Material for this task:

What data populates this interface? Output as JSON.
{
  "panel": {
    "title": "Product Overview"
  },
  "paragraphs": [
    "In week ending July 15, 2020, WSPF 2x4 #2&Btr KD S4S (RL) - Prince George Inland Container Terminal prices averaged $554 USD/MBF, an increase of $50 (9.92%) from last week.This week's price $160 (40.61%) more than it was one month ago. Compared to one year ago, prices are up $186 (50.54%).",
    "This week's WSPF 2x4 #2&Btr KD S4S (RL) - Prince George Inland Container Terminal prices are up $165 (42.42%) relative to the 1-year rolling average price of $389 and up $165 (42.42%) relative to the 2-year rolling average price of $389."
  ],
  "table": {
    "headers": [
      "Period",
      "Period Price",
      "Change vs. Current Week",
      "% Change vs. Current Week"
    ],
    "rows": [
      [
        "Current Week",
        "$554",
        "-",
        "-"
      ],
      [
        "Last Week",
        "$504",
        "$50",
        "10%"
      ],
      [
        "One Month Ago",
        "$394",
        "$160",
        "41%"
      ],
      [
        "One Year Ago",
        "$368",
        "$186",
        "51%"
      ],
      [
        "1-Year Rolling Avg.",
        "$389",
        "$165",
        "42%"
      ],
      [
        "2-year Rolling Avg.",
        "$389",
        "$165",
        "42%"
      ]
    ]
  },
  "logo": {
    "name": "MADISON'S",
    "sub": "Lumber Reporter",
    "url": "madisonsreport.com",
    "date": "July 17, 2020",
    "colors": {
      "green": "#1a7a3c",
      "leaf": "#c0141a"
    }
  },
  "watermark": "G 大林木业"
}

Work instructions: Copy all of the data exactly.

Exercise answer:
What data populates this interface? Output as JSON.
{
  "panel": {
    "title": "Product Overview"
  },
  "paragraphs": [
    "In week ending July 15, 2020, WSPF 2x4 #2&Btr KD S4S (RL) - Prince George Inland Container Terminal prices averaged $554 USD/MBF, an increase of $50 (9.92%) from last week.This week's price $160 (40.61%) more than it was one month ago. Compared to one year ago, prices are up $186 (50.54%).",
    "This week's WSPF 2x4 #2&Btr KD S4S (RL) - Prince George Inland Container Terminal prices are up $165 (42.42%) relative to the 1-year rolling average price of $389 and up $165 (42.42%) relative to the 2-year rolling average price of $389."
  ],
  "table": {
    "headers": [
      "Period",
      "Period Price",
      "Change vs. Current Week",
      "% Change vs. Current Week"
    ],
    "rows": [
      [
        "Current Week",
        "$554",
        "-",
        "-"
      ],
      [
        "Last Week",
        "$504",
        "$50",
        "10%"
      ],
      [
        "One Month Ago",
        "$394",
        "$160",
        "41%"
      ],
      [
        "One Year Ago",
        "$368",
        "$186",
        "51%"
      ],
      [
        "1-Year Rolling Avg.",
        "$389",
        "$165",
        "42%"
      ],
      [
        "2-year Rolling Avg.",
        "$389",
        "$165",
        "42%"
      ]
    ]
  },
  "logo": {
    "name": "MADISON'S",
    "sub": "Lumber Reporter",
    "url": "madisonsreport.com",
    "date": "July 17, 2020",
    "colors": {
      "green": "#1a7a3c",
      "leaf": "#c0141a"
    }
  },
  "watermark": "G 大林木业"
}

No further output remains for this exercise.